EXERCISE INSTRUCTIONS:
Send back all the data below, exactly as given.

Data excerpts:
'''

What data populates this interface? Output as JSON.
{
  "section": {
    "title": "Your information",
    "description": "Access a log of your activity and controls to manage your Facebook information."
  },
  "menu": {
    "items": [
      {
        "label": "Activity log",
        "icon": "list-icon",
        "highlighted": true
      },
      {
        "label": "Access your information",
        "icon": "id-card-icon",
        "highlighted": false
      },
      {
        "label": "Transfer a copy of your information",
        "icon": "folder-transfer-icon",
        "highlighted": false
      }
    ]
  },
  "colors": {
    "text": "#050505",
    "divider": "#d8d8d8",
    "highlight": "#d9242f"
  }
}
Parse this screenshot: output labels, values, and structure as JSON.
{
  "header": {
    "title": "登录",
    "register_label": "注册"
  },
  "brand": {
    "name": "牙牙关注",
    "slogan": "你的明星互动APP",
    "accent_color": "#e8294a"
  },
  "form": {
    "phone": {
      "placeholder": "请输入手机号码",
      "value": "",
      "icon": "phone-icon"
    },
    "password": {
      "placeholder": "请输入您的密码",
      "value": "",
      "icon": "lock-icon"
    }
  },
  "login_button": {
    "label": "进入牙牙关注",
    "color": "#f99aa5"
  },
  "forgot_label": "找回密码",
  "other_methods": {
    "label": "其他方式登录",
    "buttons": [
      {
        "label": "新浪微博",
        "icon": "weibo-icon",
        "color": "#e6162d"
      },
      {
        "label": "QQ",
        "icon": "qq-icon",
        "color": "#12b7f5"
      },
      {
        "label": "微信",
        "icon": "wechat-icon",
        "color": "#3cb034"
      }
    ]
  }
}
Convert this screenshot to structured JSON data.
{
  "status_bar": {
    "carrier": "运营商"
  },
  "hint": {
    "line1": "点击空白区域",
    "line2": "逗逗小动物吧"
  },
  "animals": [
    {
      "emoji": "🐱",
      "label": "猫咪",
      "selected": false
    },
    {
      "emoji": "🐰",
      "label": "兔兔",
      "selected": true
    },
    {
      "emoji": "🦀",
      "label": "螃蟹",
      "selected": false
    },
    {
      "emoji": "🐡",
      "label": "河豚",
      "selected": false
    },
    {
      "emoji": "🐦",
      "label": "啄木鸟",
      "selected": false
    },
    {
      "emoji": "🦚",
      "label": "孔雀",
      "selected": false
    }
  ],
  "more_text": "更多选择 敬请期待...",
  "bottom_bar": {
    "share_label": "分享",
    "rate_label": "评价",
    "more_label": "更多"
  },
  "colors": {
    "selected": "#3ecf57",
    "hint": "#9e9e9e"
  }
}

'''

WORKED ANSWER:
What data populates this interface? Output as JSON.
{
  "section": {
    "title": "Your information",
    "description": "Access a log of your activity and controls to manage your Facebook information."
  },
  "menu": {
    "items": [
      {
        "label": "Activity log",
        "icon": "list-icon",
        "highlighted": true
      },
      {
        "label": "Access your information",
        "icon": "id-card-icon",
        "highlighted": false
      },
      {
        "label": "Transfer a copy of your information",
        "icon": "folder-transfer-icon",
        "highlighted": false
      }
    ]
  },
  "colors": {
    "text": "#050505",
    "divider": "#d8d8d8",
    "highlight": "#d9242f"
  }
}
Parse this screenshot: output labels, values, and structure as JSON.
{
  "header": {
    "title": "登录",
    "register_label": "注册"
  },
  "brand": {
    "name": "牙牙关注",
    "slogan": "你的明星互动APP",
    "accent_color": "#e8294a"
  },
  "form": {
    "phone": {
      "placeholder": "请输入手机号码",
      "value": "",
      "icon": "phone-icon"
    },
    "password": {
      "placeholder": "请输入您的密码",
      "value": "",
      "icon": "lock-icon"
    }
  },
  "login_button": {
    "label": "进入牙牙关注",
    "color": "#f99aa5"
  },
  "forgot_label": "找回密码",
  "other_methods": {
    "label": "其他方式登录",
    "buttons": [
      {
        "label": "新浪微博",
        "icon": "weibo-icon",
        "color": "#e6162d"
      },
      {
        "label": "QQ",
        "icon": "qq-icon",
        "color": "#12b7f5"
      },
      {
        "label": "微信",
        "icon": "wechat-icon",
        "color": "#3cb034"
      }
    ]
  }
}
Convert this screenshot to structured JSON data.
{
  "status_bar": {
    "carrier": "运营商"
  },
  "hint": {
    "line1": "点击空白区域",
    "line2": "逗逗小动物吧"
  },
  "animals": [
    {
      "emoji": "🐱",
      "label": "猫咪",
      "selected": false
    },
    {
      "emoji": "🐰",
      "label": "兔兔",
      "selected": true
    },
    {
      "emoji": "🦀",
      "label": "螃蟹",
      "selected": false
    },
    {
      "emoji": "🐡",
      "label": "河豚",
      "selected": false
    },
    {
      "emoji": "🐦",
      "label": "啄木鸟",
      "selected": false
    },
    {
      "emoji": "🦚",
      "label": "孔雀",
      "selected": false
    }
  ],
  "more_text": "更多选择 敬请期待...",
  "bottom_bar": {
    "share_label": "分享",
    "rate_label": "评价",
    "more_label": "更多"
  },
  "colors": {
    "selected": "#3ecf57",
    "hint": "#9e9e9e"
  }
}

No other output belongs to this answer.